(Stored data)
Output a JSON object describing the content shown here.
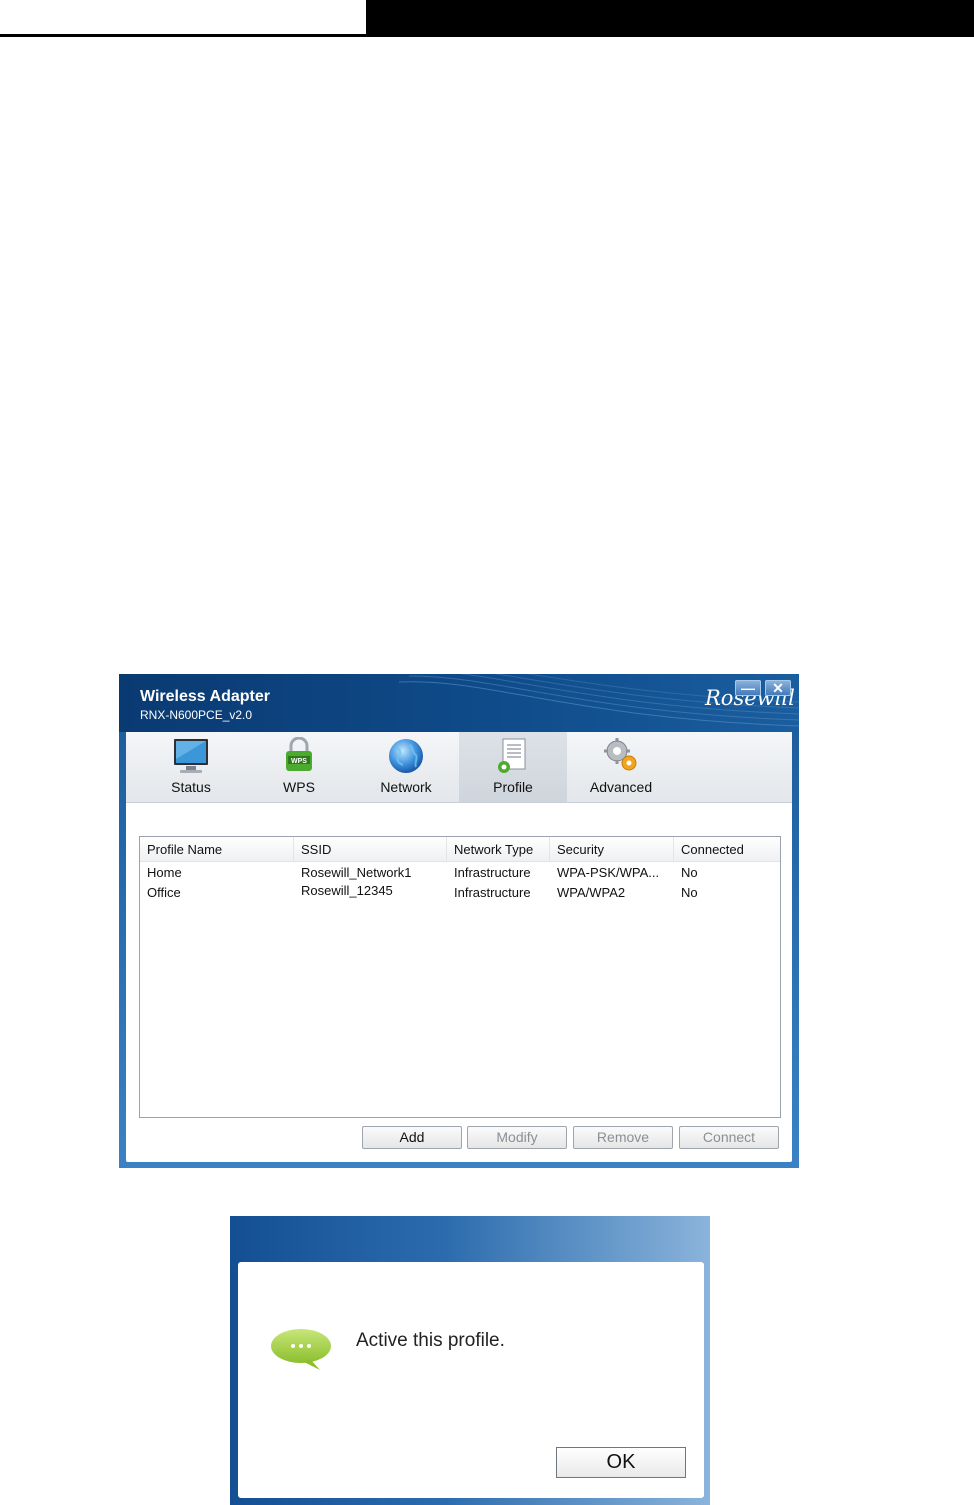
{
  "window": {
    "title": "Wireless Adapter",
    "subtitle": "RNX-N600PCE_v2.0",
    "brand": "Rosewill",
    "minimize_glyph": "—",
    "close_glyph": "✕"
  },
  "tabs": [
    {
      "label": "Status",
      "icon": "monitor-icon",
      "active": false
    },
    {
      "label": "WPS",
      "icon": "wps-lock-icon",
      "active": false
    },
    {
      "label": "Network",
      "icon": "globe-icon",
      "active": false
    },
    {
      "label": "Profile",
      "icon": "profile-document-icon",
      "active": true
    },
    {
      "label": "Advanced",
      "icon": "gears-icon",
      "active": false
    }
  ],
  "table": {
    "columns": [
      "Profile Name",
      "SSID",
      "Network Type",
      "Security",
      "Connected"
    ],
    "rows": [
      [
        "Home",
        "Rosewill_Network1",
        "Infrastructure",
        "WPA-PSK/WPA...",
        "No"
      ],
      [
        "Office",
        "Rosewill_12345",
        "Infrastructure",
        "WPA/WPA2",
        "No"
      ]
    ]
  },
  "buttons": {
    "add": "Add",
    "modify": "Modify",
    "remove": "Remove",
    "connect": "Connect"
  },
  "dialog": {
    "message": "Active this profile.",
    "ok": "OK",
    "icon": "speech-bubble-icon"
  },
  "colors": {
    "window_blue": "#0f4b8a",
    "dialog_blue": "#2c6cae",
    "bubble_green": "#9ccc3c"
  }
}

— WHAT TO PRODUCE —
Transcribe each entry precisely as given, leaving the pictures out.

— EXERCISE OUTPUT —
Output a JSON object describing the content shown here.
{
  "window": {
    "title": "Wireless Adapter",
    "subtitle": "RNX-N600PCE_v2.0",
    "brand": "Rosewill",
    "minimize_glyph": "—",
    "close_glyph": "✕"
  },
  "tabs": [
    {
      "label": "Status",
      "icon": "monitor-icon",
      "active": false
    },
    {
      "label": "WPS",
      "icon": "wps-lock-icon",
      "active": false
    },
    {
      "label": "Network",
      "icon": "globe-icon",
      "active": false
    },
    {
      "label": "Profile",
      "icon": "profile-document-icon",
      "active": true
    },
    {
      "label": "Advanced",
      "icon": "gears-icon",
      "active": false
    }
  ],
  "table": {
    "columns": [
      "Profile Name",
      "SSID",
      "Network Type",
      "Security",
      "Connected"
    ],
    "rows": [
      [
        "Home",
        "Rosewill_Network1",
        "Infrastructure",
        "WPA-PSK/WPA...",
        "No"
      ],
      [
        "Office",
        "Rosewill_12345",
        "Infrastructure",
        "WPA/WPA2",
        "No"
      ]
    ]
  },
  "buttons": {
    "add": "Add",
    "modify": "Modify",
    "remove": "Remove",
    "connect": "Connect"
  },
  "dialog": {
    "message": "Active this profile.",
    "ok": "OK",
    "icon": "speech-bubble-icon"
  },
  "colors": {
    "window_blue": "#0f4b8a",
    "dialog_blue": "#2c6cae",
    "bubble_green": "#9ccc3c"
  }
}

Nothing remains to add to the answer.